▸ TASK TO COMPLETE:
All of the material below is to be retyped exactly.
■ ■ ■ ■ ■
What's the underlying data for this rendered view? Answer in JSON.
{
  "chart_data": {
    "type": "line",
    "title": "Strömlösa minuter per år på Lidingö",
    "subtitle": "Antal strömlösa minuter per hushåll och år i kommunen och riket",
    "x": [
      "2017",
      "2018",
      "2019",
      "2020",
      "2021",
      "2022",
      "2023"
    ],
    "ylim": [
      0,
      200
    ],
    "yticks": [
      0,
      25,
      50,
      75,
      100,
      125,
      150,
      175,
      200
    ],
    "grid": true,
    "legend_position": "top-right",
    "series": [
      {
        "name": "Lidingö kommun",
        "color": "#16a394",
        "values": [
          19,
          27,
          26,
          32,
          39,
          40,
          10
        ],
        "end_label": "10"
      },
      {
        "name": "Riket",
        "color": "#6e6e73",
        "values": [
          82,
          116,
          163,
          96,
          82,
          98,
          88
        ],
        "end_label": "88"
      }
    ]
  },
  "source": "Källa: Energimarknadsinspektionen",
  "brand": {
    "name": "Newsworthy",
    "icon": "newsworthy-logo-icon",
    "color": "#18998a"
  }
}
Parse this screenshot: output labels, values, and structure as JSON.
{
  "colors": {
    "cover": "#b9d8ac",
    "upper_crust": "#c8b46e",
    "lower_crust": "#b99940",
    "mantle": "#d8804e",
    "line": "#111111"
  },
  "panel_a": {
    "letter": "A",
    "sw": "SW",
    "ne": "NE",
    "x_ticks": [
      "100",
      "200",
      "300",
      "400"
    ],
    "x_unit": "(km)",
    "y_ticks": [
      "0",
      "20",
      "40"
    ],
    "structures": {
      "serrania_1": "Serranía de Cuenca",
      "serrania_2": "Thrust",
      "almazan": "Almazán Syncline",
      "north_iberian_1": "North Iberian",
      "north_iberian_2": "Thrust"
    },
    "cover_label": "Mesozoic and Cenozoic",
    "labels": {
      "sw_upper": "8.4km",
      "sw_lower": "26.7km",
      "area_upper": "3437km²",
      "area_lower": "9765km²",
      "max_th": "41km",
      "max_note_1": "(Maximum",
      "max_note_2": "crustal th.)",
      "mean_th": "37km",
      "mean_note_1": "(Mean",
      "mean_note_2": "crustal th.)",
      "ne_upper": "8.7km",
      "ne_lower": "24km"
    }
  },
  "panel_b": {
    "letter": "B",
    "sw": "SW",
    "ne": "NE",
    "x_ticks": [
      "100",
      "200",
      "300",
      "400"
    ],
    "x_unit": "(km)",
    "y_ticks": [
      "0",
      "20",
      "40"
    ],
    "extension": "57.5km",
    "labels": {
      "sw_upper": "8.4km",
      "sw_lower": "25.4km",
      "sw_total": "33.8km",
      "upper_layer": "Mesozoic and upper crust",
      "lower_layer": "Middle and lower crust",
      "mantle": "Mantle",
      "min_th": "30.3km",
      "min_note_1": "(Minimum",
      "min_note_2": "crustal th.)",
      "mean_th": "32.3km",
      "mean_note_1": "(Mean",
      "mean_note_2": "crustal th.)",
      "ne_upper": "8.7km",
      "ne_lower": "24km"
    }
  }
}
■ ■ ■ ■ ■
▸ RESULT OF THIS TASK:
What's the underlying data for this rendered view? Answer in JSON.
{
  "chart_data": {
    "type": "line",
    "title": "Strömlösa minuter per år på Lidingö",
    "subtitle": "Antal strömlösa minuter per hushåll och år i kommunen och riket",
    "x": [
      "2017",
      "2018",
      "2019",
      "2020",
      "2021",
      "2022",
      "2023"
    ],
    "ylim": [
      0,
      200
    ],
    "yticks": [
      0,
      25,
      50,
      75,
      100,
      125,
      150,
      175,
      200
    ],
    "grid": true,
    "legend_position": "top-right",
    "series": [
      {
        "name": "Lidingö kommun",
        "color": "#16a394",
        "values": [
          19,
          27,
          26,
          32,
          39,
          40,
          10
        ],
        "end_label": "10"
      },
      {
        "name": "Riket",
        "color": "#6e6e73",
        "values": [
          82,
          116,
          163,
          96,
          82,
          98,
          88
        ],
        "end_label": "88"
      }
    ]
  },
  "source": "Källa: Energimarknadsinspektionen",
  "brand": {
    "name": "Newsworthy",
    "icon": "newsworthy-logo-icon",
    "color": "#18998a"
  }
}
Parse this screenshot: output labels, values, and structure as JSON.
{
  "colors": {
    "cover": "#b9d8ac",
    "upper_crust": "#c8b46e",
    "lower_crust": "#b99940",
    "mantle": "#d8804e",
    "line": "#111111"
  },
  "panel_a": {
    "letter": "A",
    "sw": "SW",
    "ne": "NE",
    "x_ticks": [
      "100",
      "200",
      "300",
      "400"
    ],
    "x_unit": "(km)",
    "y_ticks": [
      "0",
      "20",
      "40"
    ],
    "structures": {
      "serrania_1": "Serranía de Cuenca",
      "serrania_2": "Thrust",
      "almazan": "Almazán Syncline",
      "north_iberian_1": "North Iberian",
      "north_iberian_2": "Thrust"
    },
    "cover_label": "Mesozoic and Cenozoic",
    "labels": {
      "sw_upper": "8.4km",
      "sw_lower": "26.7km",
      "area_upper": "3437km²",
      "area_lower": "9765km²",
      "max_th": "41km",
      "max_note_1": "(Maximum",
      "max_note_2": "crustal th.)",
      "mean_th": "37km",
      "mean_note_1": "(Mean",
      "mean_note_2": "crustal th.)",
      "ne_upper": "8.7km",
      "ne_lower": "24km"
    }
  },
  "panel_b": {
    "letter": "B",
    "sw": "SW",
    "ne": "NE",
    "x_ticks": [
      "100",
      "200",
      "300",
      "400"
    ],
    "x_unit": "(km)",
    "y_ticks": [
      "0",
      "20",
      "40"
    ],
    "extension": "57.5km",
    "labels": {
      "sw_upper": "8.4km",
      "sw_lower": "25.4km",
      "sw_total": "33.8km",
      "upper_layer": "Mesozoic and upper crust",
      "lower_layer": "Middle and lower crust",
      "mantle": "Mantle",
      "min_th": "30.3km",
      "min_note_1": "(Minimum",
      "min_note_2": "crustal th.)",
      "mean_th": "32.3km",
      "mean_note_1": "(Mean",
      "mean_note_2": "crustal th.)",
      "ne_upper": "8.7km",
      "ne_lower": "24km"
    }
  }
}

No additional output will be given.